- The problem
Print all of the material below line for line with no changes, omitting the pictures from your output.

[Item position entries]

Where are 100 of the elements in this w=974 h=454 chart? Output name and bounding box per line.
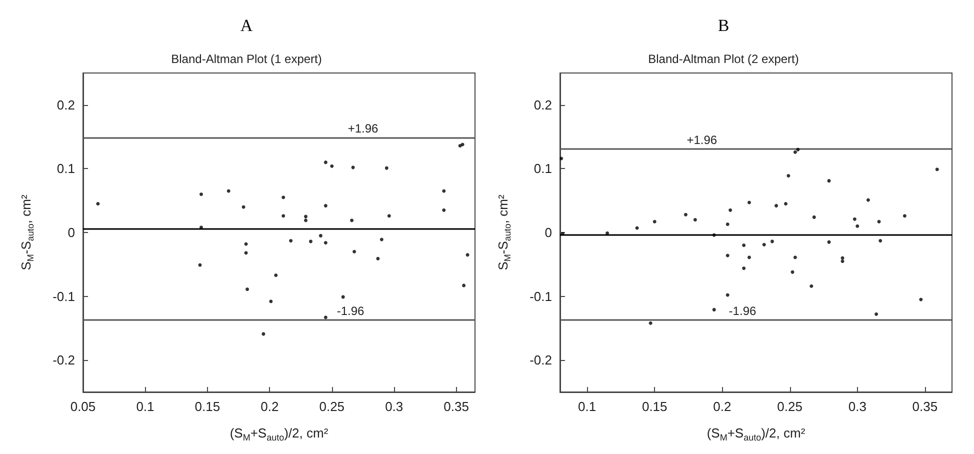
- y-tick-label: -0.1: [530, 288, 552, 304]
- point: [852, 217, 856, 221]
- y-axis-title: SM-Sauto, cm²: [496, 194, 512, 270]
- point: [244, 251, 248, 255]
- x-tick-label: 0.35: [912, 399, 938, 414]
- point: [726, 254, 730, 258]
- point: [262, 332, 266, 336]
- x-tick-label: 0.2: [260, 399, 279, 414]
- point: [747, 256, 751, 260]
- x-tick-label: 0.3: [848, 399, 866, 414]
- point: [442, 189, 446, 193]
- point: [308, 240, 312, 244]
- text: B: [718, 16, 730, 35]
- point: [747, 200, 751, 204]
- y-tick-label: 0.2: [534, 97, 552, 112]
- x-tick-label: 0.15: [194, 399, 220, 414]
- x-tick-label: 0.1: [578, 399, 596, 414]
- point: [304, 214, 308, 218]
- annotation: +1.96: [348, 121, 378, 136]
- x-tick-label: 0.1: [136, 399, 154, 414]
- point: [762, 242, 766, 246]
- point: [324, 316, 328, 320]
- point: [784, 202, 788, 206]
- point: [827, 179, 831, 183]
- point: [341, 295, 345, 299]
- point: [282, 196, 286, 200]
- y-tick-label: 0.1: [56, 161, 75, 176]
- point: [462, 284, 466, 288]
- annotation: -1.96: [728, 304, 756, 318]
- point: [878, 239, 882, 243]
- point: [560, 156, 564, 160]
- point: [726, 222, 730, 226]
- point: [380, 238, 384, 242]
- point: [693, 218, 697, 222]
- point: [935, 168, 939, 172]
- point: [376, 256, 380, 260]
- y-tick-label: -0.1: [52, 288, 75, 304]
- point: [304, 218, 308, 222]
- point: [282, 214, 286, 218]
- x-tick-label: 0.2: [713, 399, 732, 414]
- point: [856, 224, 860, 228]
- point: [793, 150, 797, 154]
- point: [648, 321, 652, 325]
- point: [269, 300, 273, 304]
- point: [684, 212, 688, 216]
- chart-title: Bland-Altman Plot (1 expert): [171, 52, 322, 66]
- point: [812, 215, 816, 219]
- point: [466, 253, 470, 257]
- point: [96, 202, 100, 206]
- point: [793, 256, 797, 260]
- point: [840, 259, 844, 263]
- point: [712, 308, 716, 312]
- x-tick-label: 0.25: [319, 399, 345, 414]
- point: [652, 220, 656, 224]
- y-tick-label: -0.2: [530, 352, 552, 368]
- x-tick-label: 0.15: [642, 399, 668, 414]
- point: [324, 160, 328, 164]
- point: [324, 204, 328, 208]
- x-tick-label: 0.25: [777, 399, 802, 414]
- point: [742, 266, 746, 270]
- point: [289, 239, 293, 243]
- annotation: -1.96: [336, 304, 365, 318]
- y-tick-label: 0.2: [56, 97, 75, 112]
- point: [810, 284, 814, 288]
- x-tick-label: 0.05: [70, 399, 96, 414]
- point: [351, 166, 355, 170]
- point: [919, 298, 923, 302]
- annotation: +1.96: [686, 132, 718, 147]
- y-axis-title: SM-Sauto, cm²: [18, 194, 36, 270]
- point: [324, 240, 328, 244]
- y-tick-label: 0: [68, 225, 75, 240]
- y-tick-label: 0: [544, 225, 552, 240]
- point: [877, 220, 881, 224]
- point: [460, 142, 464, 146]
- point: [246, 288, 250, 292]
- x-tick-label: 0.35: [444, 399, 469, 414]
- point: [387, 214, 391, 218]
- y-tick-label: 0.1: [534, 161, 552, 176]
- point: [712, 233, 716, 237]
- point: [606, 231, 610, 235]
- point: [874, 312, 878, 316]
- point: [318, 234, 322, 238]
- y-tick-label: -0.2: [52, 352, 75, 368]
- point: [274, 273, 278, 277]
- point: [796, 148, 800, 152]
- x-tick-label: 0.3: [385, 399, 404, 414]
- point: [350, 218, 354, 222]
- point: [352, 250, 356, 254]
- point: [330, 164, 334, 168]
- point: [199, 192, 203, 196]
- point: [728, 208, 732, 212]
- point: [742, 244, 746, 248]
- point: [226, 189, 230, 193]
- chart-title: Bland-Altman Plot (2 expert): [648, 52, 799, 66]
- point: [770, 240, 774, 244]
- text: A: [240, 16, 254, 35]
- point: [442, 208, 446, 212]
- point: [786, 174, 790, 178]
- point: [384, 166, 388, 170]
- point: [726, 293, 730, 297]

- Answer to the task
Where are 100 of the elements in this w=974 h=454 chart? Output name and bounding box per line.
- y-tick-label: -0.1: [530, 288, 552, 304]
- point: [852, 217, 856, 221]
- y-axis-title: SM-Sauto, cm²: [496, 194, 512, 270]
- point: [244, 251, 248, 255]
- x-tick-label: 0.35: [912, 399, 938, 414]
- point: [726, 254, 730, 258]
- point: [262, 332, 266, 336]
- x-tick-label: 0.2: [260, 399, 279, 414]
- point: [747, 256, 751, 260]
- x-tick-label: 0.3: [848, 399, 866, 414]
- point: [442, 189, 446, 193]
- point: [308, 240, 312, 244]
- text: B: [718, 16, 730, 35]
- point: [747, 200, 751, 204]
- y-tick-label: 0.2: [534, 97, 552, 112]
- x-tick-label: 0.15: [194, 399, 220, 414]
- x-tick-label: 0.1: [578, 399, 596, 414]
- point: [304, 214, 308, 218]
- annotation: +1.96: [348, 121, 378, 136]
- x-tick-label: 0.1: [136, 399, 154, 414]
- point: [762, 242, 766, 246]
- point: [324, 316, 328, 320]
- point: [784, 202, 788, 206]
- point: [827, 179, 831, 183]
- point: [341, 295, 345, 299]
- point: [282, 196, 286, 200]
- y-tick-label: 0.1: [56, 161, 75, 176]
- point: [462, 284, 466, 288]
- annotation: -1.96: [728, 304, 756, 318]
- point: [878, 239, 882, 243]
- point: [560, 156, 564, 160]
- point: [726, 222, 730, 226]
- point: [380, 238, 384, 242]
- point: [693, 218, 697, 222]
- point: [935, 168, 939, 172]
- point: [376, 256, 380, 260]
- y-tick-label: -0.1: [52, 288, 75, 304]
- point: [304, 218, 308, 222]
- point: [282, 214, 286, 218]
- x-tick-label: 0.2: [713, 399, 732, 414]
- point: [856, 224, 860, 228]
- point: [793, 150, 797, 154]
- point: [648, 321, 652, 325]
- point: [269, 300, 273, 304]
- point: [684, 212, 688, 216]
- chart-title: Bland-Altman Plot (1 expert): [171, 52, 322, 66]
- point: [812, 215, 816, 219]
- point: [466, 253, 470, 257]
- point: [96, 202, 100, 206]
- point: [793, 256, 797, 260]
- point: [840, 259, 844, 263]
- point: [712, 308, 716, 312]
- x-tick-label: 0.25: [319, 399, 345, 414]
- point: [652, 220, 656, 224]
- y-tick-label: -0.2: [530, 352, 552, 368]
- x-tick-label: 0.15: [642, 399, 668, 414]
- point: [324, 160, 328, 164]
- point: [324, 204, 328, 208]
- x-tick-label: 0.25: [777, 399, 802, 414]
- point: [742, 266, 746, 270]
- point: [289, 239, 293, 243]
- annotation: -1.96: [336, 304, 365, 318]
- y-tick-label: 0.2: [56, 97, 75, 112]
- point: [810, 284, 814, 288]
- x-tick-label: 0.05: [70, 399, 96, 414]
- point: [351, 166, 355, 170]
- point: [919, 298, 923, 302]
- annotation: +1.96: [686, 132, 718, 147]
- y-axis-title: SM-Sauto, cm²: [18, 194, 36, 270]
- point: [324, 240, 328, 244]
- y-tick-label: 0: [68, 225, 75, 240]
- y-tick-label: 0: [544, 225, 552, 240]
- point: [877, 220, 881, 224]
- point: [460, 142, 464, 146]
- point: [246, 288, 250, 292]
- x-tick-label: 0.35: [444, 399, 469, 414]
- point: [387, 214, 391, 218]
- y-tick-label: 0.1: [534, 161, 552, 176]
- point: [712, 233, 716, 237]
- point: [606, 231, 610, 235]
- point: [874, 312, 878, 316]
- point: [318, 234, 322, 238]
- y-tick-label: -0.2: [52, 352, 75, 368]
- point: [274, 273, 278, 277]
- point: [796, 148, 800, 152]
- x-tick-label: 0.3: [385, 399, 404, 414]
- point: [350, 218, 354, 222]
- point: [352, 250, 356, 254]
- point: [330, 164, 334, 168]
- point: [199, 192, 203, 196]
- point: [728, 208, 732, 212]
- point: [742, 244, 746, 248]
- point: [226, 189, 230, 193]
- chart-title: Bland-Altman Plot (2 expert): [648, 52, 799, 66]
- point: [770, 240, 774, 244]
- text: A: [240, 16, 254, 35]
- point: [442, 208, 446, 212]
- point: [786, 174, 790, 178]
- point: [384, 166, 388, 170]
- point: [726, 293, 730, 297]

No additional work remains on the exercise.